#### [Vorliegender Textauszug]
----
Unsere Mia hat ihr den Brief übersetzt. Es ist doch scheußlich
wenn man seine Liebesbriefe nicht selbst lesen kann. Iwan will
auf jeden Fall zurück kommen u. Mia heiraten. Raymund ist
seit 2 Monaten verheiratet.
Liebster, ich hoffe, daß es Dir gut geht. Von Deiner Mutter bekam
ich einen Brief. Ich müßte ihr morgen schreiben. Heute abend bin
ich so müde. Morgen werde ich no(Klecks)
                          Christi Himmelfahrt.
Liebster, nachdem ich gestern den Klecks gemacht hatte, habe ich mit diesem
Brief aufgehört. heute morgen sind wir schon einmal durchgeregent beim
Milch holen. Hoffentlich wird das Wetter wieder schön, daß wir heute nachmittag
nach Böddeken gehen können. In diesem Jahr haben wir auch wieder die Bittpro-
zession gehalten. Ich war an allen 3 Tagen mit. Am Montag waren Hilde u.
Ulrich hier. Der Kleine ist so lieb, er ist auch viel hübscher als Lothar in
dem Alter war. Aber so kräftig wie Lothar war, ist er längst nicht.
Meinolf kann mir die Möbeln leider nicht besorgen. Ich werde schon welche
bekommen wenn es Zeit ist. Für Dich müssen die Aussichten eigentlich gut sein
weil Du doch nicht in der Partei warst. Mia wird wohl noch keine Anstellung
kriegen, weil sie Parteimitglied war.
----
#### [Bereitgestelltes Material]
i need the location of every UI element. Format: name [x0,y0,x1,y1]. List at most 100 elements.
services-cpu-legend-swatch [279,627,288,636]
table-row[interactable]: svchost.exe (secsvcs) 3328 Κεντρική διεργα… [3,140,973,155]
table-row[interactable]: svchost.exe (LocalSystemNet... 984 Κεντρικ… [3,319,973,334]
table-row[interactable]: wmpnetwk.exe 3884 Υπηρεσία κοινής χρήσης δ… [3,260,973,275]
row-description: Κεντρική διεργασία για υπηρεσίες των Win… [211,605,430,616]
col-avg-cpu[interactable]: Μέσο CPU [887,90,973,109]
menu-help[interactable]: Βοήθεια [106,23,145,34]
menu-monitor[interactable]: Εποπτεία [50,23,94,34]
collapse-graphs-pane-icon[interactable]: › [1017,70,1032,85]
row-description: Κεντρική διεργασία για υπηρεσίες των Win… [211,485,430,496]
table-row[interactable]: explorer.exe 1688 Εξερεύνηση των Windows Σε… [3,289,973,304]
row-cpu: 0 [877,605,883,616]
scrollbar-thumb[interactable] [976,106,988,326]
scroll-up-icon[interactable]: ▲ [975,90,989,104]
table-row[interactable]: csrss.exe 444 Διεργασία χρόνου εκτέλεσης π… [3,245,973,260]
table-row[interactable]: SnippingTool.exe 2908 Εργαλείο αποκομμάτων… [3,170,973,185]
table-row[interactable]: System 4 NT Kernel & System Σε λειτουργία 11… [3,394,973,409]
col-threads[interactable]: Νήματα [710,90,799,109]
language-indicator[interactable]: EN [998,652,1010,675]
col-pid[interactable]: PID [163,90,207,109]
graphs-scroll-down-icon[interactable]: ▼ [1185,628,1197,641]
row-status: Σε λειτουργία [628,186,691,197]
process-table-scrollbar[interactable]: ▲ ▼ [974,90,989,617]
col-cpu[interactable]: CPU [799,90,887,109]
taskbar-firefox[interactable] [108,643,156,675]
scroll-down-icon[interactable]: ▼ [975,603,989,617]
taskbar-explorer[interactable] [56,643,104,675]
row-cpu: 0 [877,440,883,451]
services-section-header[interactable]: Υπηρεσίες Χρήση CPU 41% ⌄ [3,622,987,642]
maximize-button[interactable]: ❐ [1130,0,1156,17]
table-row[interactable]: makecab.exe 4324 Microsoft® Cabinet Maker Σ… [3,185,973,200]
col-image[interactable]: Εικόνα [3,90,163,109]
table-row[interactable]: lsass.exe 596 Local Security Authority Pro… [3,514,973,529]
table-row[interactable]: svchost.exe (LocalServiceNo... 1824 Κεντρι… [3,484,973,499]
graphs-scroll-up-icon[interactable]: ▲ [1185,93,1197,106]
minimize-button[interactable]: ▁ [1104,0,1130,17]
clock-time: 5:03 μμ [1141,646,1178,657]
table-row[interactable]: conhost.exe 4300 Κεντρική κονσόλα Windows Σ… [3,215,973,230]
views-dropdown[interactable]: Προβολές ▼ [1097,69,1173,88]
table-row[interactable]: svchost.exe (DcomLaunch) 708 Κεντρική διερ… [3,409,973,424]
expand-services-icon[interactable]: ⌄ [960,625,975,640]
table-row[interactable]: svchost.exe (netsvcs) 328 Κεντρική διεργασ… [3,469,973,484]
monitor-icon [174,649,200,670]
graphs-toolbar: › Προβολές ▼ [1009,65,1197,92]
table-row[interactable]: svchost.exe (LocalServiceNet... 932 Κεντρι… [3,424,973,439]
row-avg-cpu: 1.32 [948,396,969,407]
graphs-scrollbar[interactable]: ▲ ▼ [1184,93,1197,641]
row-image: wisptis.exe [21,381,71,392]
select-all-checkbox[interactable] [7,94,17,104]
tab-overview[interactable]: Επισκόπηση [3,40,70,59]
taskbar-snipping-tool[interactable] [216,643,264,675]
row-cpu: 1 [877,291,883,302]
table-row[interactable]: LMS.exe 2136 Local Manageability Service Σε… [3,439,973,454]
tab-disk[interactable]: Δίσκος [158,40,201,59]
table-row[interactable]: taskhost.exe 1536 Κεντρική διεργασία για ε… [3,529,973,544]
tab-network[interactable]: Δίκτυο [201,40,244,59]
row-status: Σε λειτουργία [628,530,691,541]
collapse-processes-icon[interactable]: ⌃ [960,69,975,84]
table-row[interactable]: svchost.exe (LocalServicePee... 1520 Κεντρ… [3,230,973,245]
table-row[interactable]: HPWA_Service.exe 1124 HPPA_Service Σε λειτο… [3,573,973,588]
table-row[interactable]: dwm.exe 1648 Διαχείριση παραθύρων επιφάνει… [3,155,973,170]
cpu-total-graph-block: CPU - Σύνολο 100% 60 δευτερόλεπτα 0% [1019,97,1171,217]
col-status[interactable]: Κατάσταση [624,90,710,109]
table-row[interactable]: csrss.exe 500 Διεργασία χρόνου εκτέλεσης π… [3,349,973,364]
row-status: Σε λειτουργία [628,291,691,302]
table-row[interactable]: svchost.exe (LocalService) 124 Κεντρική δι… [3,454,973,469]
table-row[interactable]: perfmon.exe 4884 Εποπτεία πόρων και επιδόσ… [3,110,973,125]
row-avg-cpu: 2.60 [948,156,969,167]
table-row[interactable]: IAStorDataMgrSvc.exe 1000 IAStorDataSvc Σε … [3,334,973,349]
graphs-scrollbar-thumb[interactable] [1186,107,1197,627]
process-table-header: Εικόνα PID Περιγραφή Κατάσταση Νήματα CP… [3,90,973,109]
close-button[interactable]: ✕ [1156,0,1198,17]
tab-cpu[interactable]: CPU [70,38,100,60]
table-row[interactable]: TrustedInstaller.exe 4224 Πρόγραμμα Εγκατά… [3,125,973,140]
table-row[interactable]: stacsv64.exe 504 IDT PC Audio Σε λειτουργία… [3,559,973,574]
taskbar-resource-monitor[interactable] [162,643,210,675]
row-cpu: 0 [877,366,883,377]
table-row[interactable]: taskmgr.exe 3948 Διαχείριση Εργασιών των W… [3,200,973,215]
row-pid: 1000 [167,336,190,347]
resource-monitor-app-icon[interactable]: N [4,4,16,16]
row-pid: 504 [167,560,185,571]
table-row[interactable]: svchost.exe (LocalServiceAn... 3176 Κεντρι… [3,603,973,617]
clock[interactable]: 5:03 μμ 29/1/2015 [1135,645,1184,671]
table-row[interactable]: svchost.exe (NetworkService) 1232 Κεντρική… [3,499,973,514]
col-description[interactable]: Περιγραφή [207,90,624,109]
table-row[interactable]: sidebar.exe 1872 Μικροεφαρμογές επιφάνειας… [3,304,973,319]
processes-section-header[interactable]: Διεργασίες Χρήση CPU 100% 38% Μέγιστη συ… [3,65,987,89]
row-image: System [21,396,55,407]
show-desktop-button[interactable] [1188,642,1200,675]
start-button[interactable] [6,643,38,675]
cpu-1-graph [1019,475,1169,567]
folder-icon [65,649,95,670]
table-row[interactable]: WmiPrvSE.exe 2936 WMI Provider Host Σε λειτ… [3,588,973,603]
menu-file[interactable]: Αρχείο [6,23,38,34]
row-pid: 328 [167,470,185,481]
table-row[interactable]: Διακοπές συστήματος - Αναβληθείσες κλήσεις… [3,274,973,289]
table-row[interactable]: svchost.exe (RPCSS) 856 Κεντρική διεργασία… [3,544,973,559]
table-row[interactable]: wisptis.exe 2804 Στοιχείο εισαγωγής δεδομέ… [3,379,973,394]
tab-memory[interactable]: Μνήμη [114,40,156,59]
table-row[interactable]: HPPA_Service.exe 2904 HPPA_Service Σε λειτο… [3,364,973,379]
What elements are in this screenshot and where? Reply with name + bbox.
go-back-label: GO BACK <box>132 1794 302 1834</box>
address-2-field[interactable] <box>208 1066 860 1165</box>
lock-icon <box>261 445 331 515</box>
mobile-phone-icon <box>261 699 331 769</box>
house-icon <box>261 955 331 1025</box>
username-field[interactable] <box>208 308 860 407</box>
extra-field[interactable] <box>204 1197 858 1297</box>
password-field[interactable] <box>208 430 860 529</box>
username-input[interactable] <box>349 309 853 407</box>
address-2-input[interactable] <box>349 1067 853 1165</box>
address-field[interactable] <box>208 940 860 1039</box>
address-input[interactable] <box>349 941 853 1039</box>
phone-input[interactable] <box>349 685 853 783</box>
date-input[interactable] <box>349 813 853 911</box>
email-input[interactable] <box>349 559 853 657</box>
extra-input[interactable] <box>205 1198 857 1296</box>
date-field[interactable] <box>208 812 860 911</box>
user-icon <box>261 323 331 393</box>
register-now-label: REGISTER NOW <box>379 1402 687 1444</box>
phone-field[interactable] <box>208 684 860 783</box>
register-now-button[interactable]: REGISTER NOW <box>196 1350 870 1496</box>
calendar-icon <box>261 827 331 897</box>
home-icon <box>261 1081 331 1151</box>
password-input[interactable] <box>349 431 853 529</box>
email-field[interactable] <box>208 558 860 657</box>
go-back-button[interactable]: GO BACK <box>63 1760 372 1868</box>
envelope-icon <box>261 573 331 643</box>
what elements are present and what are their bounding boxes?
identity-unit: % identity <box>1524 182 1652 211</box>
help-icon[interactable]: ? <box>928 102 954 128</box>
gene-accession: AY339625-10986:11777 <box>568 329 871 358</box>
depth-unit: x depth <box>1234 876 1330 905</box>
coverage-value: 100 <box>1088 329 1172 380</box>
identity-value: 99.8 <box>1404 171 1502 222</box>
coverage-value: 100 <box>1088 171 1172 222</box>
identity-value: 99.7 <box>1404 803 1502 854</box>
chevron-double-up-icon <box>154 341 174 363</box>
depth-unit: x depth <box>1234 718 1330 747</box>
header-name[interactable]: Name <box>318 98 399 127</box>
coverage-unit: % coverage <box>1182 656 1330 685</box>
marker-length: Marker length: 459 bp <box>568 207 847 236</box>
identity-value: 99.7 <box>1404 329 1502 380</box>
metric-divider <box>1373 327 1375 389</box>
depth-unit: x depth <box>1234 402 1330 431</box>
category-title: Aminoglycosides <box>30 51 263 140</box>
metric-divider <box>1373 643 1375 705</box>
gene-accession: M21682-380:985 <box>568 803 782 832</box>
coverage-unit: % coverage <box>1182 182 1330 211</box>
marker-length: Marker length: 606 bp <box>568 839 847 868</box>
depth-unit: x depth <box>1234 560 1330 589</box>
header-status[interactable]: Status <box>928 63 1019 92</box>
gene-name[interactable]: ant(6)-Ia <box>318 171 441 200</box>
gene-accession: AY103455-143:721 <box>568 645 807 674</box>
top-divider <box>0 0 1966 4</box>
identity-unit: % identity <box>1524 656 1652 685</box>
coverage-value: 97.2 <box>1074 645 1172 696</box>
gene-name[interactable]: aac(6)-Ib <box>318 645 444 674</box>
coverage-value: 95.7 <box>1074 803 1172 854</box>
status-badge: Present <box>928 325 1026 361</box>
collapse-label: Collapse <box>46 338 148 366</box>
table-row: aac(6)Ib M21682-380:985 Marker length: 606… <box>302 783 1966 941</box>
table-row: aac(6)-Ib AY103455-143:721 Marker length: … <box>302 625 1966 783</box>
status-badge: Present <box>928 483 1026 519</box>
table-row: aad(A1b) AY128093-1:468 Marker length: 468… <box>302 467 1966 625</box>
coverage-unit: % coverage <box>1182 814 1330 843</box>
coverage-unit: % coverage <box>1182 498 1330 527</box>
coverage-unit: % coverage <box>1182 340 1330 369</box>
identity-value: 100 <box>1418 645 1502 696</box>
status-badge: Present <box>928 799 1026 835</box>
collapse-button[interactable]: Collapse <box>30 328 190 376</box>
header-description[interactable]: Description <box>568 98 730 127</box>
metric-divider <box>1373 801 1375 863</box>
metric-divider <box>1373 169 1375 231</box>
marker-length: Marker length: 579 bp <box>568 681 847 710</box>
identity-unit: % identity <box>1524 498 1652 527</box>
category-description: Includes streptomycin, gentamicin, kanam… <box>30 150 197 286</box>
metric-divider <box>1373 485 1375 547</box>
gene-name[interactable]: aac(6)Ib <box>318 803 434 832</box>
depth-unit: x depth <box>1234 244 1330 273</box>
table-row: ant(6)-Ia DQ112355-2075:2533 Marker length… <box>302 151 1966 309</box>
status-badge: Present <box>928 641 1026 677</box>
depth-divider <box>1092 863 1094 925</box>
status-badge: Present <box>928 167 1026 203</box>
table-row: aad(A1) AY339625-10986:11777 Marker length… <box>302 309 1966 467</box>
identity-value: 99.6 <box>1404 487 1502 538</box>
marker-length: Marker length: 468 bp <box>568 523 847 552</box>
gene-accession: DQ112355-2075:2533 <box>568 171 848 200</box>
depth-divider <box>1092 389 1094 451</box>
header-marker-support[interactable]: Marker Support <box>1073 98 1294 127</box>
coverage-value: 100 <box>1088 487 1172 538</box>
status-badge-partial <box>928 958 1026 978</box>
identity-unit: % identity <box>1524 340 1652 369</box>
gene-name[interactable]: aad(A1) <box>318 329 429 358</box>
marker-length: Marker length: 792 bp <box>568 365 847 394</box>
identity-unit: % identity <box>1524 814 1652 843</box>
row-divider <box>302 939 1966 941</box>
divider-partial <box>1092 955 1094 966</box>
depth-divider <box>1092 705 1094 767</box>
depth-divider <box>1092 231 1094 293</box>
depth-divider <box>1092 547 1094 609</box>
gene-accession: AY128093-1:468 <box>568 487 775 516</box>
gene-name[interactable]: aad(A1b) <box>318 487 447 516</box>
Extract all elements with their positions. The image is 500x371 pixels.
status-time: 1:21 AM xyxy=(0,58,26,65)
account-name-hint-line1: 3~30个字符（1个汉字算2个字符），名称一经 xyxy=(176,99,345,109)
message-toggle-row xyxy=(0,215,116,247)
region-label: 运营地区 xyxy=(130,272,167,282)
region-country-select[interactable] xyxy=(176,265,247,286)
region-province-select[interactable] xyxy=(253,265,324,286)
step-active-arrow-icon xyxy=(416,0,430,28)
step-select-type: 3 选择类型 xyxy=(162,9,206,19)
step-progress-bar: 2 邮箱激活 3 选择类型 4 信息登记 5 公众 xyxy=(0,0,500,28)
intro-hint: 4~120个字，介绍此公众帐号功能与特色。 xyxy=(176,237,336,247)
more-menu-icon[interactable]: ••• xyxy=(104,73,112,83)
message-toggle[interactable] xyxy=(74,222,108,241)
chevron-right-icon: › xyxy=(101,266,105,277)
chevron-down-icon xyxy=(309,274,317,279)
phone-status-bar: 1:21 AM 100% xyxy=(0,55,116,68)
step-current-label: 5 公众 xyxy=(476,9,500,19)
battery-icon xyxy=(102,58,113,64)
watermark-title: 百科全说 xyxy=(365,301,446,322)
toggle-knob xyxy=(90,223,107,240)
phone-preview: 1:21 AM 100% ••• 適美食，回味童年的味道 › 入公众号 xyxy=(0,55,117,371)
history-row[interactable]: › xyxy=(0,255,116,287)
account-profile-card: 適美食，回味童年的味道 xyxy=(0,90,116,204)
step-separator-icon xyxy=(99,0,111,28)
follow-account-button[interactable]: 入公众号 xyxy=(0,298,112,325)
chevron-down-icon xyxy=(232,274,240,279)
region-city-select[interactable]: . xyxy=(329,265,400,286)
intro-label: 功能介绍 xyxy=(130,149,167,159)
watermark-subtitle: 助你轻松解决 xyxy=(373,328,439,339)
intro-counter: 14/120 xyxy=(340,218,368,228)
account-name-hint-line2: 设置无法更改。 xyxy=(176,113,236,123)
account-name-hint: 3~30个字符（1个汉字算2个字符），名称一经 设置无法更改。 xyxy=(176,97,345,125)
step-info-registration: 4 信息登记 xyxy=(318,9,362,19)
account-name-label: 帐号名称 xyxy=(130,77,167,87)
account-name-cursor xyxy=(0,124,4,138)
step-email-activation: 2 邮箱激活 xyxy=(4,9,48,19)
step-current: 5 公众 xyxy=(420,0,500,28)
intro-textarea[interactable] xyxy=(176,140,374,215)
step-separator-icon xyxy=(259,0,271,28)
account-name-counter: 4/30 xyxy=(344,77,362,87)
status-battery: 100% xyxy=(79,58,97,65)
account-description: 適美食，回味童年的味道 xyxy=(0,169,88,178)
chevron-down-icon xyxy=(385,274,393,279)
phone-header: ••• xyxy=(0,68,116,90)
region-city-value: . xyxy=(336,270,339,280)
----
#### [Zu erledigende Aufgaben]
(a) Entnehmen Sie dem Brief an den Liebsten wortgetreu den Abschnitt, der mit den Worten "Christi Himmel" beginnt und nach den Worten "sie Parteimitglied war." endet.
(b) Schreiben Sie den Brief an den Liebsten im Anschluss an seinen letzten Satz weiter.

#### [Lösungen zur Übung]
(a)
Christi Himmelfahrt.
Liebster, nachdem ich gestern den Klecks gemacht hatte, habe ich mit diesem
Brief aufgehört. heute morgen sind wir schon einmal durchgeregent beim
Milch holen. Hoffentlich wird das Wetter wieder schön, daß wir heute nachmittag
nach Böddeken gehen können. In diesem Jahr haben wir auch wieder die Bittpro-
zession gehalten. Ich war an allen 3 Tagen mit. Am Montag waren Hilde u.
Ulrich hier. Der Kleine ist so lieb, er ist auch viel hübscher als Lothar in
dem Alter war. Aber so kräftig wie Lothar war, ist er längst nicht.
Meinolf kann mir die Möbeln leider nicht besorgen. Ich werde schon welche
bekommen wenn es Zeit ist. Für Dich müssen die Aussichten eigentlich gut sein
weil Du doch nicht in der Partei warst. Mia wird wohl noch keine Anstellung
kriegen, weil sie Parteimitglied war.

(b)
Bist Du wohl bis zum 1. Juli hier? Otto hat sich für 1/4 Jahr bei den Amerikanern
verpflichtet, sonst hätte er zu den Franzosen müssen. Du hast hoffentlich mehr
Glück. Als Du mir damals zu einem Lehrgang in Sprechstundenhilfe rietest,
war ich sehr dafür. Aber Du schriebst garnichts mehr davon. Zudem könnten
Mutter und Hanna die Arbeit auch nicht allein schaffen. Hanna legt sich
jeden Tag etwas hin. Ich arbeite auch nicht übermäßig. Die Zeiten sind vorbei.
Es wird jetzt Zeit zum Hochamt zu gehen.
Alles Gute u. 1000 herzliche Grüße von
                              Deiner
                                  Josi.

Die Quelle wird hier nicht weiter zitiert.